In the material below, identify each line bearing the word "Sayles". Reproduce those lines.

Records shown:
+ + + + +
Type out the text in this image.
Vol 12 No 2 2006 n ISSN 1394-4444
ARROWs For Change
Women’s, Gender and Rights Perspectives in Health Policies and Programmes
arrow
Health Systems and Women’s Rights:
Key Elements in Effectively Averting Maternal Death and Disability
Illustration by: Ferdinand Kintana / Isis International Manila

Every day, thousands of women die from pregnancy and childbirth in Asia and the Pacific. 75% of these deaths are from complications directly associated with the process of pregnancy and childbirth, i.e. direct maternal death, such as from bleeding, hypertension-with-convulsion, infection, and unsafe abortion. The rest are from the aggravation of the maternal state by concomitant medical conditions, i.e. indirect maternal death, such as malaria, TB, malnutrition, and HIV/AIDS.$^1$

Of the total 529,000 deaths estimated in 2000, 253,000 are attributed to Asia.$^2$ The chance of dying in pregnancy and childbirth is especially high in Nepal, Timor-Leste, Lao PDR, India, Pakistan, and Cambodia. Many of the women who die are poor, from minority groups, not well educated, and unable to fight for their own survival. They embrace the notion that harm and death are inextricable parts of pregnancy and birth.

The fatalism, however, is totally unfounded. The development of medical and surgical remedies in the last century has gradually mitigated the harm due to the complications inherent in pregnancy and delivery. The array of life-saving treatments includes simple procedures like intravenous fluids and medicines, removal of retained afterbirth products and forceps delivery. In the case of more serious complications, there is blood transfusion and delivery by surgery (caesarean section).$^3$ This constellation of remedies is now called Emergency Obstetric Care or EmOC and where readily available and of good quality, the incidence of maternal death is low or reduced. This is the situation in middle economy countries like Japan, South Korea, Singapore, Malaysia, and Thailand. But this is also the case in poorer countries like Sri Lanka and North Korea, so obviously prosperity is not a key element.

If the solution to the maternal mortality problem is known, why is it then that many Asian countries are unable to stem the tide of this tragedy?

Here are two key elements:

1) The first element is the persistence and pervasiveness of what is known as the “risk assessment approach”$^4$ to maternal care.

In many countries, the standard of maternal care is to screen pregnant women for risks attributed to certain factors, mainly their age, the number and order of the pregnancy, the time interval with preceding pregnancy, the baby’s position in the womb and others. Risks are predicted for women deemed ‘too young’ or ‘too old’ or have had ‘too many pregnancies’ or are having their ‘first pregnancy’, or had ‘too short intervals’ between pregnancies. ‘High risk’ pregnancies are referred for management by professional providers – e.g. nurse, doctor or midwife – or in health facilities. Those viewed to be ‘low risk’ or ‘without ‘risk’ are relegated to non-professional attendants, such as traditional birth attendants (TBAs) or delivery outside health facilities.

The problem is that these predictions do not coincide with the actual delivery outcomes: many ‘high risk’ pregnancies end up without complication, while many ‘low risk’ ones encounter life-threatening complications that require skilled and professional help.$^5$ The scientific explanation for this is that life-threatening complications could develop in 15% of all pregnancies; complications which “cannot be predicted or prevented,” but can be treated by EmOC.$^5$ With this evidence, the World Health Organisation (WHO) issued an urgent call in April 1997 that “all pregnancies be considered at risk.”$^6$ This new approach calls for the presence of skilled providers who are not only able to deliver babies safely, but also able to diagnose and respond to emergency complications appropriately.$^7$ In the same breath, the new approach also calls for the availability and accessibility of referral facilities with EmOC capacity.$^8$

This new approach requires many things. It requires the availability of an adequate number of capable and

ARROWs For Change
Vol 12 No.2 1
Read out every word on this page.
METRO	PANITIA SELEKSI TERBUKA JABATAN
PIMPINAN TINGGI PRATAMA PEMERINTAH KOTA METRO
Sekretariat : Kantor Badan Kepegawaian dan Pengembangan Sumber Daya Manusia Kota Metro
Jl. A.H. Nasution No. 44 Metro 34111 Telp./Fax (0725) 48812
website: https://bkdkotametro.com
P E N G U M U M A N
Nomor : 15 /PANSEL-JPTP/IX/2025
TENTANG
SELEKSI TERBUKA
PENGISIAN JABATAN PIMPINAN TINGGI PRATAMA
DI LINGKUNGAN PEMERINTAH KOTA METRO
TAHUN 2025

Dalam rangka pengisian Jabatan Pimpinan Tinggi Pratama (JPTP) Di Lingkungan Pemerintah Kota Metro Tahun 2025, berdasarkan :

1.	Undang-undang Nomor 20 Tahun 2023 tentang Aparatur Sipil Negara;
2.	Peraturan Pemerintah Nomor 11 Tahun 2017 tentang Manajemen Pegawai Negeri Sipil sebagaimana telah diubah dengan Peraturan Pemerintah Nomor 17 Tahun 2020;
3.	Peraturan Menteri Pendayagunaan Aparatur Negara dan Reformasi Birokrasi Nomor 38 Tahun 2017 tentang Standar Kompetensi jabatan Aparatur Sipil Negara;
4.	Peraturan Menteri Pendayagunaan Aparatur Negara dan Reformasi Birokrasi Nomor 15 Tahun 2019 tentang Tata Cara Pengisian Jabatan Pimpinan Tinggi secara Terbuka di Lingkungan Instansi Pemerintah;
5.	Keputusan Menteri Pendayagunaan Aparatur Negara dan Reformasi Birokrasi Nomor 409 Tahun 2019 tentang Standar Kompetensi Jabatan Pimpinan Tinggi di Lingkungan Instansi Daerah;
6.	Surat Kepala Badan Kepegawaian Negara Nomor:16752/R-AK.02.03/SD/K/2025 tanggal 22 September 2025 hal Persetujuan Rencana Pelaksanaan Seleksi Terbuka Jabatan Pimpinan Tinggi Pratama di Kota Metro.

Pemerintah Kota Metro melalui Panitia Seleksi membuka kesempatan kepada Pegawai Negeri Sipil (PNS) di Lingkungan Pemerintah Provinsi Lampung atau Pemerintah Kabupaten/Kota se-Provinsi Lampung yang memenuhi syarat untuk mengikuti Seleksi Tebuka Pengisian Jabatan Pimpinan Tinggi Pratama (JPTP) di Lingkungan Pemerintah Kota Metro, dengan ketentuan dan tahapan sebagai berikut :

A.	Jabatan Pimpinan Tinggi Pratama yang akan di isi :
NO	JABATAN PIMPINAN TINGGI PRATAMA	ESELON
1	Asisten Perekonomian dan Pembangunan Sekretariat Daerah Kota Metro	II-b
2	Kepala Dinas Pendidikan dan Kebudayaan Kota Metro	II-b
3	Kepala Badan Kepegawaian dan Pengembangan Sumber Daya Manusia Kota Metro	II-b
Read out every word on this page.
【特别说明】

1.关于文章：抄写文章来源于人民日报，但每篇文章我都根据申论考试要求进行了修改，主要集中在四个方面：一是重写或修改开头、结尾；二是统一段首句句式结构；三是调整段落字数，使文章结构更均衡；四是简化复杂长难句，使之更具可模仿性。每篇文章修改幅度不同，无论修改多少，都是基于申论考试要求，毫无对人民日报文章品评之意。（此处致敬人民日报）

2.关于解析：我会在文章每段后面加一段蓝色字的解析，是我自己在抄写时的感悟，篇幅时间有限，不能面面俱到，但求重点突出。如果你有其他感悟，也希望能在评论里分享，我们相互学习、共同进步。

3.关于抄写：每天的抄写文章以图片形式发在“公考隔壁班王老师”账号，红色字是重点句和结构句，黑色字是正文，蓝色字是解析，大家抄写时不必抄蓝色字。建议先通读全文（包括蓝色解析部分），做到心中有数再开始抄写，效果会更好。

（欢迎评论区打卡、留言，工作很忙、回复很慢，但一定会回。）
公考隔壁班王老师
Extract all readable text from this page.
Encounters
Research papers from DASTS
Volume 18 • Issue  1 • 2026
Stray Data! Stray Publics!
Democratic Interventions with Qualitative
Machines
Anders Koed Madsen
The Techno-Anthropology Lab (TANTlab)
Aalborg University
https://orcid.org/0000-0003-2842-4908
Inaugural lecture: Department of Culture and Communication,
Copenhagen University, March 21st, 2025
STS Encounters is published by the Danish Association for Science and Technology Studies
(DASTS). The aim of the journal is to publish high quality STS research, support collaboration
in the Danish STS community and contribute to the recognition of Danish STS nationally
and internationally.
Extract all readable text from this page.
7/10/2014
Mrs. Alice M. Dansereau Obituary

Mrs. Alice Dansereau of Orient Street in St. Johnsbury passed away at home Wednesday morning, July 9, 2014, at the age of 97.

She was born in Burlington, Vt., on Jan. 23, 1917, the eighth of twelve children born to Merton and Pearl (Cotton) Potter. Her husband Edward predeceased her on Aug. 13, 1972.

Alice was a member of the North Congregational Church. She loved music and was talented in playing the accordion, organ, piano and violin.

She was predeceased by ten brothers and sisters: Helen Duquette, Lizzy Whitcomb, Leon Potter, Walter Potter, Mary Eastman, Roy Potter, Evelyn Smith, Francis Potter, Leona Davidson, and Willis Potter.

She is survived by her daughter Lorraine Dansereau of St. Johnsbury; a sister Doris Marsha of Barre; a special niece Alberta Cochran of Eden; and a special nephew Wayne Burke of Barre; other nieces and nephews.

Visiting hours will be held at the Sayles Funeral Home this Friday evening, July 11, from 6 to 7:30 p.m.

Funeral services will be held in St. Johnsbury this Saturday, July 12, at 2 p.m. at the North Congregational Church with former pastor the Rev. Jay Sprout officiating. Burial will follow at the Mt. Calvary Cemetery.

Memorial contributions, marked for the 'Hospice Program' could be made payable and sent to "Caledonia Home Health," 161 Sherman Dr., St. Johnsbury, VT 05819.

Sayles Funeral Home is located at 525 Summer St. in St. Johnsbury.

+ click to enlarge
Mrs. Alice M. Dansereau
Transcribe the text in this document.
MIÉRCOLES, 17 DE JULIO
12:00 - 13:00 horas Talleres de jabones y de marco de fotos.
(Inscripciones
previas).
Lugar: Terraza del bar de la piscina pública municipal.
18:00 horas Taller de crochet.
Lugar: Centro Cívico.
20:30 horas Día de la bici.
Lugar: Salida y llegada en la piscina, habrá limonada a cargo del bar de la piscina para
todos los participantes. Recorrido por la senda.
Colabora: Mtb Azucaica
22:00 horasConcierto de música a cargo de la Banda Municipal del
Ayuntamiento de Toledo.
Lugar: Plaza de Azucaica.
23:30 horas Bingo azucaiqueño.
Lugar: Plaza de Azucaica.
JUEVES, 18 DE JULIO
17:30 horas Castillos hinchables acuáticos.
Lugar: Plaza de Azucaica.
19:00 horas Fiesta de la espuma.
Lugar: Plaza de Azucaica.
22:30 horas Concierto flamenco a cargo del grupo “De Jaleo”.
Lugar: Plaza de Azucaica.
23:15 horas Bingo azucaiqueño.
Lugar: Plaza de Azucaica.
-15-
+ + + + +
Answer below:
Visiting hours will be held at the Sayles Funeral Home this Friday evening, July 11, from 6 to 7:30 p.m.
Sayles Funeral Home is located at 525 Summer St. in St. Johnsbury.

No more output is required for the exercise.